## TASK DIRECTIONS
Quote the records in full and leave their pictures out.

====== RECORDS FOR THIS TASK ======

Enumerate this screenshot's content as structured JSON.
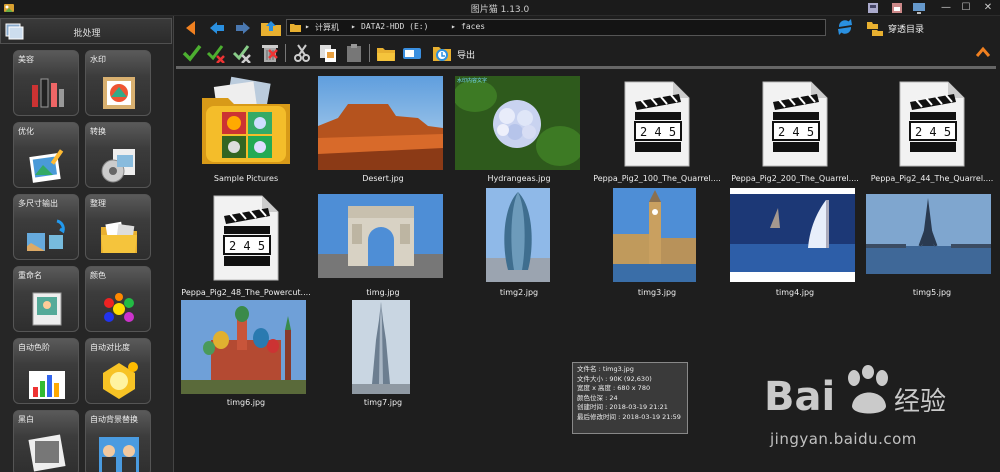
{
  "window": {
    "title": "图片猫 1.13.0"
  },
  "sidebar": {
    "header": "批处理",
    "tools": [
      {
        "label": "美容",
        "icon": "cosmetics-icon"
      },
      {
        "label": "水印",
        "icon": "stamp-icon"
      },
      {
        "label": "优化",
        "icon": "photo-brush-icon"
      },
      {
        "label": "转换",
        "icon": "convert-icon"
      },
      {
        "label": "多尺寸输出",
        "icon": "multi-size-icon"
      },
      {
        "label": "整理",
        "icon": "folder-photos-icon"
      },
      {
        "label": "重命名",
        "icon": "rename-icon"
      },
      {
        "label": "颜色",
        "icon": "color-dots-icon"
      },
      {
        "label": "自动色阶",
        "icon": "histogram-icon"
      },
      {
        "label": "自动对比度",
        "icon": "contrast-icon"
      },
      {
        "label": "黑白",
        "icon": "black-white-icon"
      },
      {
        "label": "自动背景替换",
        "icon": "background-replace-icon"
      }
    ]
  },
  "address": {
    "crumbs": [
      "计算机",
      "DATA2-HDD (E:)",
      "faces"
    ],
    "separator": "▸"
  },
  "goto_dir_label": "穿透目录",
  "toolbar": {
    "export_label": "导出"
  },
  "files": [
    {
      "name": "Sample Pictures",
      "kind": "folder"
    },
    {
      "name": "Desert.jpg",
      "kind": "desert"
    },
    {
      "name": "Hydrangeas.jpg",
      "kind": "flower",
      "overlay": "水印内容文字"
    },
    {
      "name": "Peppa_Pig2_100_The_Quarrel....",
      "kind": "video"
    },
    {
      "name": "Peppa_Pig2_200_The_Quarrel....",
      "kind": "video"
    },
    {
      "name": "Peppa_Pig2_44_The_Quarrel....",
      "kind": "video"
    },
    {
      "name": "Peppa_Pig2_48_The_Powercut....",
      "kind": "video"
    },
    {
      "name": "timg.jpg",
      "kind": "arch"
    },
    {
      "name": "timg2.jpg",
      "kind": "gherkin"
    },
    {
      "name": "timg3.jpg",
      "kind": "bigben"
    },
    {
      "name": "timg4.jpg",
      "kind": "burj-al-arab"
    },
    {
      "name": "timg5.jpg",
      "kind": "eiffel"
    },
    {
      "name": "timg6.jpg",
      "kind": "basil"
    },
    {
      "name": "timg7.jpg",
      "kind": "burj-khalifa"
    }
  ],
  "clip_digits": "2 4 5",
  "tooltip": {
    "lines": [
      "文件名 : timg3.jpg",
      "文件大小 : 90K (92,630)",
      "宽度 x 高度 : 680 x 780",
      "颜色位深 : 24",
      "创建时间 : 2018-03-19 21:21",
      "最后修改时间 : 2018-03-19 21:59"
    ]
  },
  "watermark": {
    "logo_text": "Bai du 经验",
    "url": "jingyan.baidu.com"
  },
  "colors": {
    "background": "#1e1e1e",
    "sidebar": "#262626",
    "accent_orange": "#f08020",
    "check_green": "#4caf30"
  }
}
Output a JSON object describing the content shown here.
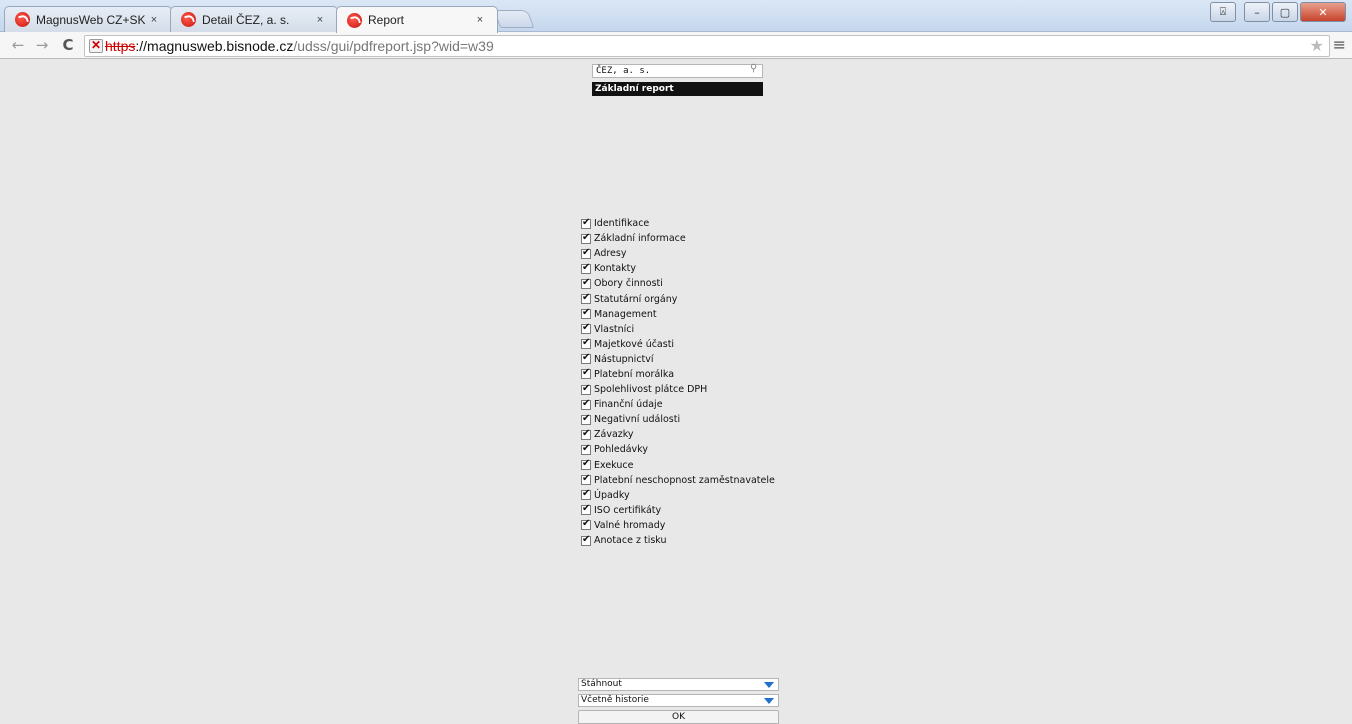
{
  "browser": {
    "tabs": [
      {
        "title": "MagnusWeb CZ+SK",
        "close": "×"
      },
      {
        "title": "Detail ČEZ, a. s.",
        "close": "×"
      },
      {
        "title": "Report",
        "close": "×"
      }
    ],
    "address": {
      "scheme": "https",
      "host": "://magnusweb.bisnode.cz",
      "path": "/udss/gui/pdfreport.jsp?wid=w39"
    },
    "nav": {
      "back": "←",
      "forward": "→",
      "reload": "C"
    },
    "icons": {
      "star": "★",
      "menu": "≡"
    },
    "window": {
      "minimize": "–",
      "maximize": "▢",
      "close": "✕",
      "user": "⍓"
    }
  },
  "report": {
    "company": "ČEZ, a. s.",
    "search_icon": "⚲",
    "report_type": "Základní report",
    "sections": [
      {
        "label": "Identifikace",
        "checked": true
      },
      {
        "label": "Základní informace",
        "checked": true
      },
      {
        "label": "Adresy",
        "checked": true
      },
      {
        "label": "Kontakty",
        "checked": true
      },
      {
        "label": "Obory činnosti",
        "checked": true
      },
      {
        "label": "Statutární orgány",
        "checked": true
      },
      {
        "label": "Management",
        "checked": true
      },
      {
        "label": "Vlastníci",
        "checked": true
      },
      {
        "label": "Majetkové účasti",
        "checked": true
      },
      {
        "label": "Nástupnictví",
        "checked": true
      },
      {
        "label": "Platební morálka",
        "checked": true
      },
      {
        "label": "Spolehlivost plátce DPH",
        "checked": true
      },
      {
        "label": "Finanční údaje",
        "checked": true
      },
      {
        "label": "Negativní události",
        "checked": true
      },
      {
        "label": "Závazky",
        "checked": true
      },
      {
        "label": "Pohledávky",
        "checked": true
      },
      {
        "label": "Exekuce",
        "checked": true
      },
      {
        "label": "Platební neschopnost zaměstnavatele",
        "checked": true
      },
      {
        "label": "Úpadky",
        "checked": true
      },
      {
        "label": "ISO certifikáty",
        "checked": true
      },
      {
        "label": "Valné hromady",
        "checked": true
      },
      {
        "label": "Anotace z tisku",
        "checked": true
      }
    ],
    "output_select": "Stáhnout",
    "history_select": "Včetně historie",
    "ok_label": "OK"
  }
}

======

## SOLUTION
Enumerate this screenshot's content as structured JSON.
{
  "window": {
    "title": "图片猫 1.13.0"
  },
  "sidebar": {
    "header": "批处理",
    "tools": [
      {
        "label": "美容",
        "icon": "cosmetics-icon"
      },
      {
        "label": "水印",
        "icon": "stamp-icon"
      },
      {
        "label": "优化",
        "icon": "photo-brush-icon"
      },
      {
        "label": "转换",
        "icon": "convert-icon"
      },
      {
        "label": "多尺寸输出",
        "icon": "multi-size-icon"
      },
      {
        "label": "整理",
        "icon": "folder-photos-icon"
      },
      {
        "label": "重命名",
        "icon": "rename-icon"
      },
      {
        "label": "颜色",
        "icon": "color-dots-icon"
      },
      {
        "label": "自动色阶",
        "icon": "histogram-icon"
      },
      {
        "label": "自动对比度",
        "icon": "contrast-icon"
      },
      {
        "label": "黑白",
        "icon": "black-white-icon"
      },
      {
        "label": "自动背景替换",
        "icon": "background-replace-icon"
      }
    ]
  },
  "address": {
    "crumbs": [
      "计算机",
      "DATA2-HDD (E:)",
      "faces"
    ],
    "separator": "▸"
  },
  "goto_dir_label": "穿透目录",
  "toolbar": {
    "export_label": "导出"
  },
  "files": [
    {
      "name": "Sample Pictures",
      "kind": "folder"
    },
    {
      "name": "Desert.jpg",
      "kind": "desert"
    },
    {
      "name": "Hydrangeas.jpg",
      "kind": "flower",
      "overlay": "水印内容文字"
    },
    {
      "name": "Peppa_Pig2_100_The_Quarrel....",
      "kind": "video"
    },
    {
      "name": "Peppa_Pig2_200_The_Quarrel....",
      "kind": "video"
    },
    {
      "name": "Peppa_Pig2_44_The_Quarrel....",
      "kind": "video"
    },
    {
      "name": "Peppa_Pig2_48_The_Powercut....",
      "kind": "video"
    },
    {
      "name": "timg.jpg",
      "kind": "arch"
    },
    {
      "name": "timg2.jpg",
      "kind": "gherkin"
    },
    {
      "name": "timg3.jpg",
      "kind": "bigben"
    },
    {
      "name": "timg4.jpg",
      "kind": "burj-al-arab"
    },
    {
      "name": "timg5.jpg",
      "kind": "eiffel"
    },
    {
      "name": "timg6.jpg",
      "kind": "basil"
    },
    {
      "name": "timg7.jpg",
      "kind": "burj-khalifa"
    }
  ],
  "clip_digits": "2 4 5",
  "tooltip": {
    "lines": [
      "文件名 : timg3.jpg",
      "文件大小 : 90K (92,630)",
      "宽度 x 高度 : 680 x 780",
      "颜色位深 : 24",
      "创建时间 : 2018-03-19 21:21",
      "最后修改时间 : 2018-03-19 21:59"
    ]
  },
  "watermark": {
    "logo_text": "Bai du 经验",
    "url": "jingyan.baidu.com"
  },
  "colors": {
    "background": "#1e1e1e",
    "sidebar": "#262626",
    "accent_orange": "#f08020",
    "check_green": "#4caf30"
  }
}
Output a JSON object describing the content shown here.
{
  "browser": {
    "tabs": [
      {
        "title": "MagnusWeb CZ+SK",
        "close": "×"
      },
      {
        "title": "Detail ČEZ, a. s.",
        "close": "×"
      },
      {
        "title": "Report",
        "close": "×"
      }
    ],
    "address": {
      "scheme": "https",
      "host": "://magnusweb.bisnode.cz",
      "path": "/udss/gui/pdfreport.jsp?wid=w39"
    },
    "nav": {
      "back": "←",
      "forward": "→",
      "reload": "C"
    },
    "icons": {
      "star": "★",
      "menu": "≡"
    },
    "window": {
      "minimize": "–",
      "maximize": "▢",
      "close": "✕",
      "user": "⍓"
    }
  },
  "report": {
    "company": "ČEZ, a. s.",
    "search_icon": "⚲",
    "report_type": "Základní report",
    "sections": [
      {
        "label": "Identifikace",
        "checked": true
      },
      {
        "label": "Základní informace",
        "checked": true
      },
      {
        "label": "Adresy",
        "checked": true
      },
      {
        "label": "Kontakty",
        "checked": true
      },
      {
        "label": "Obory činnosti",
        "checked": true
      },
      {
        "label": "Statutární orgány",
        "checked": true
      },
      {
        "label": "Management",
        "checked": true
      },
      {
        "label": "Vlastníci",
        "checked": true
      },
      {
        "label": "Majetkové účasti",
        "checked": true
      },
      {
        "label": "Nástupnictví",
        "checked": true
      },
      {
        "label": "Platební morálka",
        "checked": true
      },
      {
        "label": "Spolehlivost plátce DPH",
        "checked": true
      },
      {
        "label": "Finanční údaje",
        "checked": true
      },
      {
        "label": "Negativní události",
        "checked": true
      },
      {
        "label": "Závazky",
        "checked": true
      },
      {
        "label": "Pohledávky",
        "checked": true
      },
      {
        "label": "Exekuce",
        "checked": true
      },
      {
        "label": "Platební neschopnost zaměstnavatele",
        "checked": true
      },
      {
        "label": "Úpadky",
        "checked": true
      },
      {
        "label": "ISO certifikáty",
        "checked": true
      },
      {
        "label": "Valné hromady",
        "checked": true
      },
      {
        "label": "Anotace z tisku",
        "checked": true
      }
    ],
    "output_select": "Stáhnout",
    "history_select": "Včetně historie",
    "ok_label": "OK"
  }
}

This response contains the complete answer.